- _TO BE DONE_
Find the lines that hold the word "JSON" and return them.

- _RECORDS PROVIDED_
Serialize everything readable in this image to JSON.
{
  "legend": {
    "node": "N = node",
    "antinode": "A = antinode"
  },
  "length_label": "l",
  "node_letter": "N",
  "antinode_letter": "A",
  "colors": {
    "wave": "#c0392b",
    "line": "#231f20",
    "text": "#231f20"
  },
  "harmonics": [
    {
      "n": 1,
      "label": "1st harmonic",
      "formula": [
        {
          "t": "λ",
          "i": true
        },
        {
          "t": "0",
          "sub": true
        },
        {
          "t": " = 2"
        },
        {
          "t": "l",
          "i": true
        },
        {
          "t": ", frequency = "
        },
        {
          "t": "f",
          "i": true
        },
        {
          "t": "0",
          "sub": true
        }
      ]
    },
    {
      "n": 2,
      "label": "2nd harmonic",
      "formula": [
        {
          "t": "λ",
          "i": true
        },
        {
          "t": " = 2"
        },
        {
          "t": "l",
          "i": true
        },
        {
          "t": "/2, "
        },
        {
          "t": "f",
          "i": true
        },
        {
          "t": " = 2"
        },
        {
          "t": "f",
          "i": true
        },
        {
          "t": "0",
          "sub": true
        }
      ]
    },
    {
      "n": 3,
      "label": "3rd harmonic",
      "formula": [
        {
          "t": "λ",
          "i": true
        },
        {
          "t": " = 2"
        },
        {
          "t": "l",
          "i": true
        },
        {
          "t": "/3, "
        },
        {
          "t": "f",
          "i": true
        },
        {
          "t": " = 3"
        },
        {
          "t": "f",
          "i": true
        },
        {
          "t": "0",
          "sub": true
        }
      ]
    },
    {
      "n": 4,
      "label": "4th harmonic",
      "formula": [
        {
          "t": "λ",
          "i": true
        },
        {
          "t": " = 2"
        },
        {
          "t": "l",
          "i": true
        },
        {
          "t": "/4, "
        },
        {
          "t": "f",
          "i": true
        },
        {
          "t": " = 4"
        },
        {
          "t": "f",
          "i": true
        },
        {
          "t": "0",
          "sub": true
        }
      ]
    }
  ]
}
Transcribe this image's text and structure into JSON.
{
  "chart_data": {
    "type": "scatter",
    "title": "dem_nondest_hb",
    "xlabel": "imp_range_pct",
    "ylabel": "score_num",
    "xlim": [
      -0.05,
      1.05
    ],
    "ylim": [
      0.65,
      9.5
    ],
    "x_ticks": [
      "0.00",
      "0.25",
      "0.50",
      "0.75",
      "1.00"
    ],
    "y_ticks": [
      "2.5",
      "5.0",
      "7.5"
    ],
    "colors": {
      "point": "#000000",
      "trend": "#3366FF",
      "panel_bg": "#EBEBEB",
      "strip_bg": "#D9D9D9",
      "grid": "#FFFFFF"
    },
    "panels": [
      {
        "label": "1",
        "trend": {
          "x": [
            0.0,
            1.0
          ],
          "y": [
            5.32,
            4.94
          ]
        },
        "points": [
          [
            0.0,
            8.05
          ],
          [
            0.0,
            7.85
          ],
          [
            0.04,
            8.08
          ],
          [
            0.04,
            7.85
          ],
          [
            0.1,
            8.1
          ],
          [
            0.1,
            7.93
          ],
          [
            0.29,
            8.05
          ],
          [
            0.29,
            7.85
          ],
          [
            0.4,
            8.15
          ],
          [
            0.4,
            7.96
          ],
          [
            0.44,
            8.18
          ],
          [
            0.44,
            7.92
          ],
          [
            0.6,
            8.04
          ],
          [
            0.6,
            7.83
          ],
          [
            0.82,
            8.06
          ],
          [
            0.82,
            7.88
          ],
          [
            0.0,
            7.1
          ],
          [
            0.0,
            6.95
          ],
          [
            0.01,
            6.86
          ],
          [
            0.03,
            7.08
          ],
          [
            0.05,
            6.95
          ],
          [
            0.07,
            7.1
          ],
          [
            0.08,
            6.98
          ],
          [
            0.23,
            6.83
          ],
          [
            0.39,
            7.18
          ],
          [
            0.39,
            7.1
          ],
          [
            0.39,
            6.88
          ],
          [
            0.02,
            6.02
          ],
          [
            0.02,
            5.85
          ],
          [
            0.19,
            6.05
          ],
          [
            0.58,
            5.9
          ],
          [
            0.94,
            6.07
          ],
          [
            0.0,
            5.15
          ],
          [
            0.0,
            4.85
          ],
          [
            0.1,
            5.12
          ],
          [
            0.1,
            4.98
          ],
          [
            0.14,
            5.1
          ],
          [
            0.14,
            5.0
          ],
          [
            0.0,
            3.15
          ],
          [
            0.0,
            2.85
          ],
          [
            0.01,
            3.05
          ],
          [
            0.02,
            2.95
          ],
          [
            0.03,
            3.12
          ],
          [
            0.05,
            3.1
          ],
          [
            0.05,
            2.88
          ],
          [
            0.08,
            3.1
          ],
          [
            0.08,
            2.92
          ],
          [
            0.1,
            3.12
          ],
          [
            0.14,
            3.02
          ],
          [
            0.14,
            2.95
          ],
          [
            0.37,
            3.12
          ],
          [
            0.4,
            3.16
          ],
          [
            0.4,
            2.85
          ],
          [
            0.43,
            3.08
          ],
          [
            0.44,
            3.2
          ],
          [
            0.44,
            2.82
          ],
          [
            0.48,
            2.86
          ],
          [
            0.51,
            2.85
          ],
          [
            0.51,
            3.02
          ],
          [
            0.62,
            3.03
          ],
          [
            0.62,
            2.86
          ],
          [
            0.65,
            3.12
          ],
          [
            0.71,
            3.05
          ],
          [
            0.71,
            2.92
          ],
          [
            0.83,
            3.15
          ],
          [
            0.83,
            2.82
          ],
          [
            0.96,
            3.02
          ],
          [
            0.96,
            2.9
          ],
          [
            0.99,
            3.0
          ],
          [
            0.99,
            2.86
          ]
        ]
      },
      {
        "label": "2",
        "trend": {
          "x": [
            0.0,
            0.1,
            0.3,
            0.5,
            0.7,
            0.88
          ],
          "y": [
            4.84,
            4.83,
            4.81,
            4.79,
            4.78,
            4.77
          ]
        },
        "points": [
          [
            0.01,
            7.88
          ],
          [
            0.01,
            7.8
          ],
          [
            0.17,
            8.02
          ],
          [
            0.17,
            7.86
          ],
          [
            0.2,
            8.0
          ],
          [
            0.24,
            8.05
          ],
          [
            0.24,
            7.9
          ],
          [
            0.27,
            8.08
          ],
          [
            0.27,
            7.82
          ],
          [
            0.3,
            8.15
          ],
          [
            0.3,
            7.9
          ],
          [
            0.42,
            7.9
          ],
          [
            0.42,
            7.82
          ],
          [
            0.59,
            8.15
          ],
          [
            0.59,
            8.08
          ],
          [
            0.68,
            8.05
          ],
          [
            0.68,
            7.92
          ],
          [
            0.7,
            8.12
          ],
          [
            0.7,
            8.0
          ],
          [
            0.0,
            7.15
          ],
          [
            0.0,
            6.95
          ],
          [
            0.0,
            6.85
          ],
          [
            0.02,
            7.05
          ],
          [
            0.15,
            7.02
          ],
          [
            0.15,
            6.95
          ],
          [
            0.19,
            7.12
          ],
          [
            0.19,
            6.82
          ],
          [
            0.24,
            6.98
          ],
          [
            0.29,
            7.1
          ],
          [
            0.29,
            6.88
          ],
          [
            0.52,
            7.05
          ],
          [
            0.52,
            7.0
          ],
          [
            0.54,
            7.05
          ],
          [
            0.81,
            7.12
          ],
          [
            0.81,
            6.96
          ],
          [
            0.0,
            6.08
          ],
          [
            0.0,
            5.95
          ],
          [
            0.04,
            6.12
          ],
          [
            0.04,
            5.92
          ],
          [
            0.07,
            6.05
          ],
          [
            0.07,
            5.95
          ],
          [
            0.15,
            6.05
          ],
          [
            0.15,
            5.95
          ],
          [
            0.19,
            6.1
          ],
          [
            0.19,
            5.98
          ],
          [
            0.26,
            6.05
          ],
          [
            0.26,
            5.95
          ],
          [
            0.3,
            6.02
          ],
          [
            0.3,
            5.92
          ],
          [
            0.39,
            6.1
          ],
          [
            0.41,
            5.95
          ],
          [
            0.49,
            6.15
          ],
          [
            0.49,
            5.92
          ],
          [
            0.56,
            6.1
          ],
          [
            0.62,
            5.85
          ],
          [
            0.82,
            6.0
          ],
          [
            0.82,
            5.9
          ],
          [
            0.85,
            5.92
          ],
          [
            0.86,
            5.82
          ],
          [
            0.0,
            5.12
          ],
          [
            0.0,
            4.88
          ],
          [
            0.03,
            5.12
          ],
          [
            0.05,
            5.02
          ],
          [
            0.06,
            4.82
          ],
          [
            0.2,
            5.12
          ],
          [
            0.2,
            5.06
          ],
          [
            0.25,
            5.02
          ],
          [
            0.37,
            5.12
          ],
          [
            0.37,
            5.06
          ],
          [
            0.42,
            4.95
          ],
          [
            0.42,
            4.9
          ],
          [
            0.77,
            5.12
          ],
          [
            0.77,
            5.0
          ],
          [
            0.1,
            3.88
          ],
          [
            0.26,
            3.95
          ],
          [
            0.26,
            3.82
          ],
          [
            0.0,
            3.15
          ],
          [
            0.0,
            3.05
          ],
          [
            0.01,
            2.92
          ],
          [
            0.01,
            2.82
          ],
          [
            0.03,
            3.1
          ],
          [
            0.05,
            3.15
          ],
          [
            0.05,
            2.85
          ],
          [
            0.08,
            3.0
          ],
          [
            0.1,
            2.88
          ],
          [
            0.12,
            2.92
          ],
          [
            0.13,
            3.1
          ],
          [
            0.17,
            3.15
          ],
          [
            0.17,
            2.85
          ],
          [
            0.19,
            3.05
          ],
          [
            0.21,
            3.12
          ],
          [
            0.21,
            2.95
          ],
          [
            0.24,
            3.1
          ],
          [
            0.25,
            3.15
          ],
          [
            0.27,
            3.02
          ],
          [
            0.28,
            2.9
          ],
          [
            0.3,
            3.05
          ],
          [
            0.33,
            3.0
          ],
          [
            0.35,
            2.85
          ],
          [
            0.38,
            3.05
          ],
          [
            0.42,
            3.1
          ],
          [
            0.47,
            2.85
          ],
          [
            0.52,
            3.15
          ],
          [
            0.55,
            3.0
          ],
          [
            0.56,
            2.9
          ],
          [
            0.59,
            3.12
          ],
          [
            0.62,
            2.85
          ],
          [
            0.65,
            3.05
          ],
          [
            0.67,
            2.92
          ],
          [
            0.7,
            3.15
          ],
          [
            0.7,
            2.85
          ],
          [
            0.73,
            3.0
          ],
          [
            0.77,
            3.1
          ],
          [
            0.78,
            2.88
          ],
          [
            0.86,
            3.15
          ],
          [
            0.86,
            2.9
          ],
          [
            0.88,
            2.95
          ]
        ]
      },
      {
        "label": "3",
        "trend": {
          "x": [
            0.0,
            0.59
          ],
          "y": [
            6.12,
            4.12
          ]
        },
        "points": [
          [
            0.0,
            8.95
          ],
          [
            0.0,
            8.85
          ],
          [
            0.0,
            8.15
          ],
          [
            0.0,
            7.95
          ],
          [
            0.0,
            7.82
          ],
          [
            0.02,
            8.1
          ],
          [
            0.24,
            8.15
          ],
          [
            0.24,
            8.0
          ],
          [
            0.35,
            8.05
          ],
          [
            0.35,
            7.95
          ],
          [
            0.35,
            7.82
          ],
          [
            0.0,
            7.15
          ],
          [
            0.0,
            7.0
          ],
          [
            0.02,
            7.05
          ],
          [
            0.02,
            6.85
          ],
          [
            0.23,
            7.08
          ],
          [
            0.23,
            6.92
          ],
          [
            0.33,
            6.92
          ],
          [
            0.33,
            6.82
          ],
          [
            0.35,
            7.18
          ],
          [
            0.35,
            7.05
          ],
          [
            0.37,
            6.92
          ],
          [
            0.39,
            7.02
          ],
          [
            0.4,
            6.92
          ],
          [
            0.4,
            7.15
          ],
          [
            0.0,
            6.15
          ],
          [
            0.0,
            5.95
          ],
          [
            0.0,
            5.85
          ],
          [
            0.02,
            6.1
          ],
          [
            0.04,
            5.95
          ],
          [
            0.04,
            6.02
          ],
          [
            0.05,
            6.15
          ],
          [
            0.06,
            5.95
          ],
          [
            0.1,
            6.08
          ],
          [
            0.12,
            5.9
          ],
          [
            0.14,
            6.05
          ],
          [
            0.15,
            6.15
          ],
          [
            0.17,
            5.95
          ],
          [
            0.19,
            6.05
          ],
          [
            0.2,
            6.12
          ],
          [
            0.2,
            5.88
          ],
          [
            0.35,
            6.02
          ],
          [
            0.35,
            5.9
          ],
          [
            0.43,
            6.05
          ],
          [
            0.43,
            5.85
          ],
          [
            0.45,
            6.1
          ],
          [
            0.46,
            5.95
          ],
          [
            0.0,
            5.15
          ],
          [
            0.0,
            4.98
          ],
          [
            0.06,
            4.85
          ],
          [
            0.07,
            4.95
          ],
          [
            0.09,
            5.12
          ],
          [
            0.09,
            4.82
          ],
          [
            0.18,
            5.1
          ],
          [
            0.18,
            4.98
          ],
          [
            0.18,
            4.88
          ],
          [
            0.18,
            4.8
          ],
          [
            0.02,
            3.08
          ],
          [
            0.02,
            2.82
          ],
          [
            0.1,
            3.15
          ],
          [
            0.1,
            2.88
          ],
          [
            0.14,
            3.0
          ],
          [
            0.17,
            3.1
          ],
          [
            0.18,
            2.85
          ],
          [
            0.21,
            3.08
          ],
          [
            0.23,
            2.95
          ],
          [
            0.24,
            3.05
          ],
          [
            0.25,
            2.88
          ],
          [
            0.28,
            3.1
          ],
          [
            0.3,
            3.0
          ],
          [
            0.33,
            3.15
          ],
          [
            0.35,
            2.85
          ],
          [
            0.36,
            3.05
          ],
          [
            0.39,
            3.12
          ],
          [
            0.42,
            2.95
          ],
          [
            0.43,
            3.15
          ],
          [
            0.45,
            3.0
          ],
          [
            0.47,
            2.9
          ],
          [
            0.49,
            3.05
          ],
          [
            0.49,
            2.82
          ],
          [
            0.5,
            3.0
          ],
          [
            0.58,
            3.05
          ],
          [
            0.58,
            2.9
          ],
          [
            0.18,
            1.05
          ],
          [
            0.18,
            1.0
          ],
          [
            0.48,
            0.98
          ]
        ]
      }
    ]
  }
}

- _SOLUTION FOR THIS TASK_
Serialize everything readable in this image to JSON.
Transcribe this image's text and structure into JSON.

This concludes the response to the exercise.